Identify every line containing the word "zhruba" and reproduce each one.
+ + + +
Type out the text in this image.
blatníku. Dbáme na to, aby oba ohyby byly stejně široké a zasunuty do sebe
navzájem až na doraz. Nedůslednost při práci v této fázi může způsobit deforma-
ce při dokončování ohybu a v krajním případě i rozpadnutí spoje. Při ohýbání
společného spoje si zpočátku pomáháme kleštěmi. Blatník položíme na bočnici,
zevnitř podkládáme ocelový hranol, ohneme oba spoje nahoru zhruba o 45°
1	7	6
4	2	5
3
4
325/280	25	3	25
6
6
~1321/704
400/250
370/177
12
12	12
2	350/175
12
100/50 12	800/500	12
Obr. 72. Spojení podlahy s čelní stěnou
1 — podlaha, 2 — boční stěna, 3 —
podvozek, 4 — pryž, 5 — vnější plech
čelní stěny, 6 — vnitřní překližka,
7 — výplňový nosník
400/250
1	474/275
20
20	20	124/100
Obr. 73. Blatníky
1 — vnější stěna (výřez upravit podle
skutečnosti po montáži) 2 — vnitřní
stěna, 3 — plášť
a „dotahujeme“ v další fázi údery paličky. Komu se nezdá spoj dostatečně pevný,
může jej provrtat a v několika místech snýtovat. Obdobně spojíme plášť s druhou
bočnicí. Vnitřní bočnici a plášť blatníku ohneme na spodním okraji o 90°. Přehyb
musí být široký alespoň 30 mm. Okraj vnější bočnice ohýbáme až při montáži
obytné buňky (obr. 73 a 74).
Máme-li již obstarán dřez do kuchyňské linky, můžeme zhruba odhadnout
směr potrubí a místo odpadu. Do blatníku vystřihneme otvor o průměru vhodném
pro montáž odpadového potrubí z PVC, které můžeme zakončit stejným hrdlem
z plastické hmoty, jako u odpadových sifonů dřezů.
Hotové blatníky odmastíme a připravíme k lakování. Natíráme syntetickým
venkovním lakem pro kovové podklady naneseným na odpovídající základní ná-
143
+ + + +
* [TASK RESPONSE]
zevnitř podkládáme ocelový hranol, ohneme oba spoje nahoru zhruba o 45°
Máme-li již obstarán dřez do kuchyňské linky, můžeme zhruba odhadnout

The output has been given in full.